Excerpt from a dataset:
## Begin

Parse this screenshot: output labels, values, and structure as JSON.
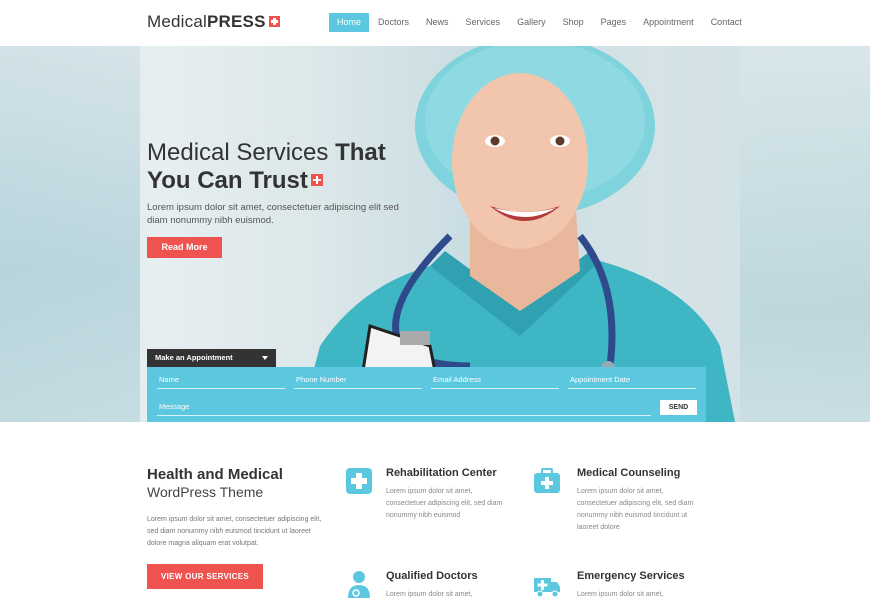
{
  "header": {
    "logo_light": "Medical",
    "logo_bold": "PRESS",
    "nav": [
      "Home",
      "Doctors",
      "News",
      "Services",
      "Gallery",
      "Shop",
      "Pages",
      "Appointment",
      "Contact"
    ],
    "active_nav": "Home"
  },
  "hero": {
    "title_light": "Medical Services",
    "title_bold_1": "That",
    "title_bold_2": "You Can Trust",
    "text": "Lorem ipsum dolor sit amet, consectetuer adipiscing elit sed diam nonummy nibh euismod.",
    "button": "Read More"
  },
  "appointment": {
    "tab_label": "Make an Appointment",
    "name_placeholder": "Name",
    "phone_placeholder": "Phone Number",
    "email_placeholder": "Email Address",
    "date_placeholder": "Appointment Date",
    "message_placeholder": "Message",
    "send_label": "SEND"
  },
  "about": {
    "title": "Health and Medical",
    "subtitle": "WordPress Theme",
    "text": "Lorem ipsum dolor sit amet, consectetuer adipiscing elit, sed diam nonummy nibh euismod tincidunt ut laoreet dolore magna aliquam erat volutpat.",
    "button": "VIEW OUR SERVICES"
  },
  "services": [
    {
      "title": "Rehabilitation Center",
      "text": "Lorem ipsum dolor sit amet, consectetuer adipiscing elit, sed diam nonummy nibh euismod",
      "icon": "medical-cross-icon"
    },
    {
      "title": "Medical Counseling",
      "text": "Lorem ipsum dolor sit amet, consectetuer adipiscing elit, sed diam nonummy nibh euismod tincidunt ut laoreet dolore",
      "icon": "medical-kit-icon"
    },
    {
      "title": "Qualified Doctors",
      "text": "Lorem ipsum dolor sit amet,",
      "icon": "doctor-icon"
    },
    {
      "title": "Emergency Services",
      "text": "Lorem ipsum dolor sit amet,",
      "icon": "ambulance-icon"
    }
  ],
  "colors": {
    "accent": "#5bc8e0",
    "brand_red": "#ef5350"
  }
}
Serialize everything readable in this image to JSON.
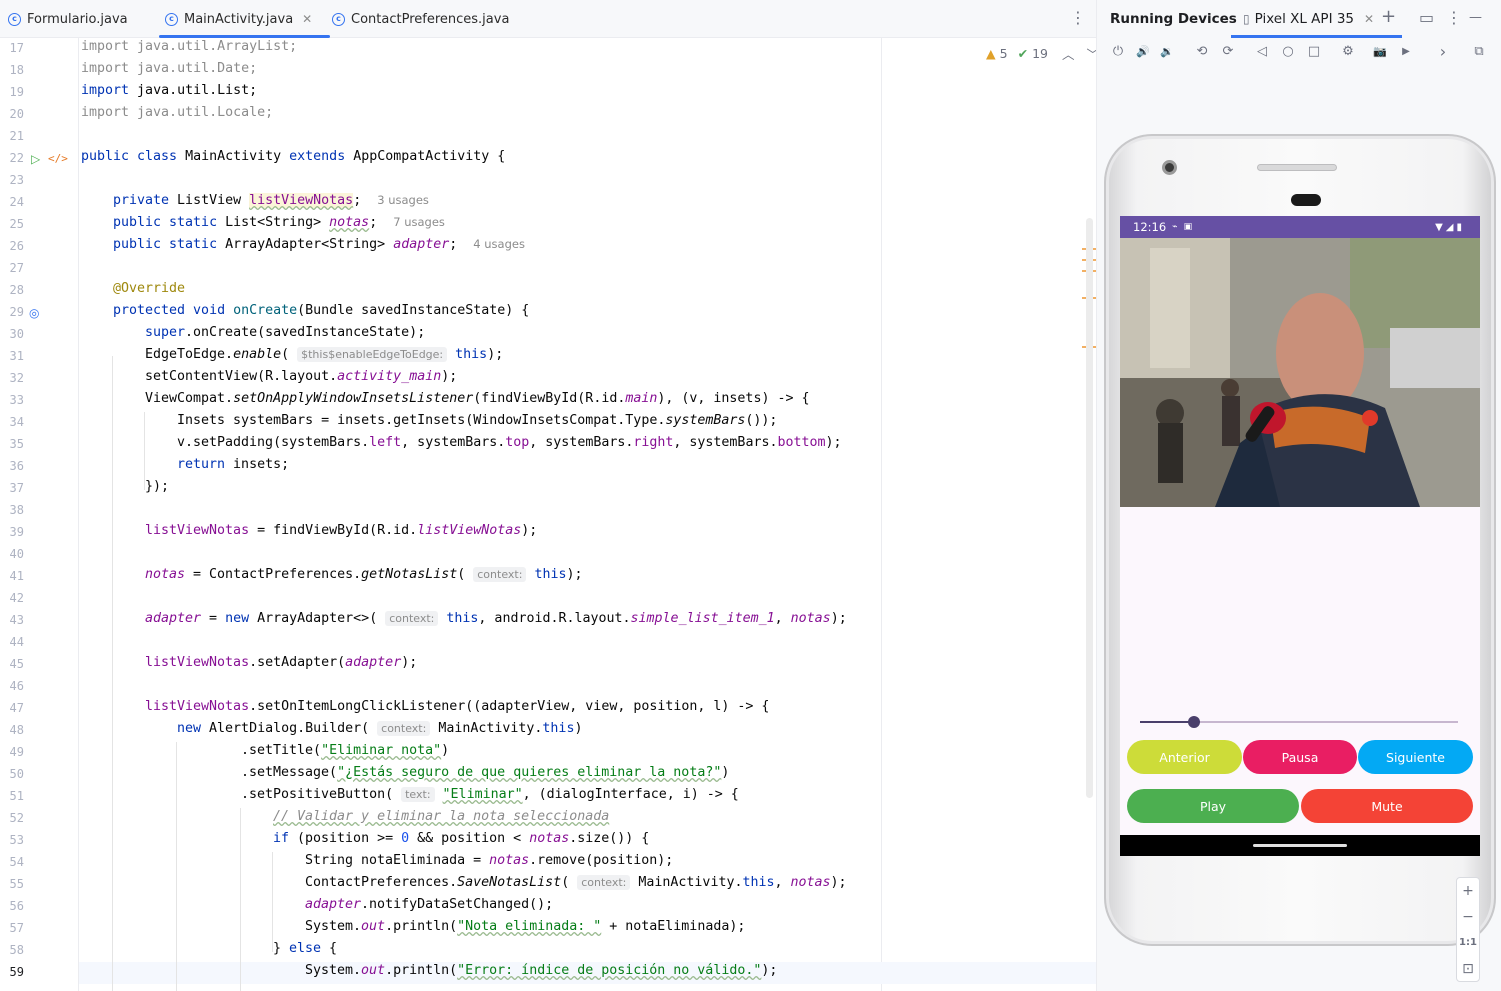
{
  "tabs": [
    {
      "label": "Formulario.java",
      "active": false,
      "icon": "class-icon"
    },
    {
      "label": "MainActivity.java",
      "active": true,
      "icon": "class-icon"
    },
    {
      "label": "ContactPreferences.java",
      "active": false,
      "icon": "class-icon"
    }
  ],
  "class_icon_glyph": "c",
  "close_glyph": "✕",
  "more_glyph": "⋮",
  "inspections": {
    "warnings": "5",
    "ok": "19"
  },
  "lines": [
    "17",
    "18",
    "19",
    "20",
    "21",
    "22",
    "23",
    "24",
    "25",
    "26",
    "27",
    "28",
    "29",
    "30",
    "31",
    "32",
    "33",
    "34",
    "35",
    "36",
    "37",
    "38",
    "39",
    "40",
    "41",
    "42",
    "43",
    "44",
    "45",
    "46",
    "47",
    "48",
    "49",
    "50",
    "51",
    "52",
    "53",
    "54",
    "55",
    "56",
    "57",
    "58",
    "59"
  ],
  "code": {
    "l17": "import java.util.ArrayList;",
    "l18": "import java.util.Date;",
    "l19a": "import",
    "l19b": " java.util.List;",
    "l20": "import java.util.Locale;",
    "l22a": "public class",
    "l22b": " MainActivity ",
    "l22c": "extends",
    "l22d": " AppCompatActivity {",
    "l24a": "private",
    "l24b": " ListView ",
    "l24c": "listViewNotas",
    "l24d": ";",
    "l24u": "3 usages",
    "l25a": "public static",
    "l25b": " List<String> ",
    "l25c": "notas",
    "l25d": ";",
    "l25u": "7 usages",
    "l26a": "public static",
    "l26b": " ArrayAdapter<String> ",
    "l26c": "adapter",
    "l26d": ";",
    "l26u": "4 usages",
    "l28": "@Override",
    "l29a": "protected void",
    "l29b": " onCreate",
    "l29c": "(Bundle savedInstanceState) {",
    "l30a": "super",
    "l30b": ".onCreate(savedInstanceState);",
    "l31a": "EdgeToEdge.",
    "l31b": "enable",
    "l31c": "( ",
    "l31h": "$this$enableEdgeToEdge:",
    "l31d": "this",
    "l31e": ");",
    "l32a": "setContentView(R.layout.",
    "l32b": "activity_main",
    "l32c": ");",
    "l33a": "ViewCompat.",
    "l33b": "setOnApplyWindowInsetsListener",
    "l33c": "(findViewById(R.id.",
    "l33d": "main",
    "l33e": "), (v, insets) -> {",
    "l34a": "Insets systemBars = insets.getInsets(WindowInsetsCompat.Type.",
    "l34b": "systemBars",
    "l34c": "());",
    "l35a": "v.setPadding(systemBars.",
    "l35b": "left",
    "l35c": ", systemBars.",
    "l35d": "top",
    "l35e": ", systemBars.",
    "l35f": "right",
    "l35g": ", systemBars.",
    "l35h": "bottom",
    "l35i": ");",
    "l36a": "return",
    "l36b": " insets;",
    "l37": "});",
    "l39a": "listViewNotas",
    "l39b": " = findViewById(R.id.",
    "l39c": "listViewNotas",
    "l39d": ");",
    "l41a": "notas",
    "l41b": " = ContactPreferences.",
    "l41c": "getNotasList",
    "l41d": "( ",
    "l41h": "context:",
    "l41e": "this",
    "l41f": ");",
    "l43a": "adapter",
    "l43b": " = ",
    "l43c": "new",
    "l43d": " ArrayAdapter<>( ",
    "l43h": "context:",
    "l43e": "this",
    "l43f": ", android.R.layout.",
    "l43g": "simple_list_item_1",
    "l43i": ", ",
    "l43j": "notas",
    "l43k": ");",
    "l45a": "listViewNotas",
    "l45b": ".setAdapter(",
    "l45c": "adapter",
    "l45d": ");",
    "l47a": "listViewNotas",
    "l47b": ".setOnItemLongClickListener((adapterView, view, position, l) -> {",
    "l48a": "new",
    "l48b": " AlertDialog.Builder( ",
    "l48h": "context:",
    "l48c": "MainActivity.",
    "l48d": "this",
    "l48e": ")",
    "l49a": ".setTitle(",
    "l49b": "\"Eliminar nota\"",
    "l49c": ")",
    "l50a": ".setMessage(",
    "l50b": "\"¿Estás seguro de que quieres eliminar la nota?\"",
    "l50c": ")",
    "l51a": ".setPositiveButton( ",
    "l51h": "text:",
    "l51b": "\"Eliminar\"",
    "l51c": ", (dialogInterface, i) -> {",
    "l52": "// Validar y eliminar la nota seleccionada",
    "l53a": "if",
    "l53b": " (position >= ",
    "l53c": "0",
    "l53d": " && position < ",
    "l53e": "notas",
    "l53f": ".size()) {",
    "l54a": "String notaEliminada = ",
    "l54b": "notas",
    "l54c": ".remove(position);",
    "l55a": "ContactPreferences.",
    "l55b": "SaveNotasList",
    "l55c": "( ",
    "l55h": "context:",
    "l55d": "MainActivity.",
    "l55e": "this",
    "l55f": ", ",
    "l55g": "notas",
    "l55i": ");",
    "l56a": "adapter",
    "l56b": ".notifyDataSetChanged();",
    "l57a": "System.",
    "l57b": "out",
    "l57c": ".println(",
    "l57d": "\"Nota eliminada: \"",
    "l57e": " + notaEliminada);",
    "l58a": "} ",
    "l58b": "else",
    "l58c": " {",
    "l59a": "System.",
    "l59b": "out",
    "l59c": ".println(",
    "l59d": "\"Error: índice de posición no válido.\"",
    "l59e": ");"
  },
  "panel": {
    "title": "Running Devices",
    "device_tab": "Pixel XL API 35",
    "add_glyph": "+",
    "window_glyph": "▭",
    "minimize_glyph": "—"
  },
  "toolbar_icons": [
    "power-icon",
    "volume-up-icon",
    "volume-down-icon",
    "rotate-left-icon",
    "rotate-right-icon",
    "back-icon",
    "home-icon",
    "overview-icon",
    "device-settings-icon",
    "screenshot-icon",
    "screen-record-icon",
    "expand-icon",
    "window-icon"
  ],
  "toolbar_glyphs": {
    "power": "⏻",
    "volup": "🔊",
    "voldown": "🔉",
    "rotl": "⟲",
    "rotr": "⟳",
    "back": "◁",
    "home": "○",
    "overview": "□",
    "settings": "⚙",
    "camera": "📷",
    "record": "▶",
    "chevron": "›",
    "windows": "⧉"
  },
  "device": {
    "time": "12:16",
    "buttons": [
      {
        "label": "Anterior",
        "color": "#cddc39"
      },
      {
        "label": "Pausa",
        "color": "#e91e63"
      },
      {
        "label": "Siguiente",
        "color": "#03a9f4"
      },
      {
        "label": "Play",
        "color": "#4caf50"
      },
      {
        "label": "Mute",
        "color": "#f44336"
      }
    ],
    "seek_progress": 0.17
  },
  "zoom": {
    "in": "+",
    "out": "−",
    "ratio": "1:1",
    "fit": "⊡"
  }
}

## End

WHAT IS EXPECTED =>
Review the preceding data and report every line that includes the string "laoreet".

THE RESULT =>
    "text": "Lorem ipsum dolor sit amet, consectetuer adipiscing elit, sed diam nonummy nibh euismod tincidunt ut laoreet dolore magna aliquam erat volutpat.",
      "text": "Lorem ipsum dolor sit amet, consectetuer adipiscing elit, sed diam nonummy nibh euismod tincidunt ut laoreet dolore",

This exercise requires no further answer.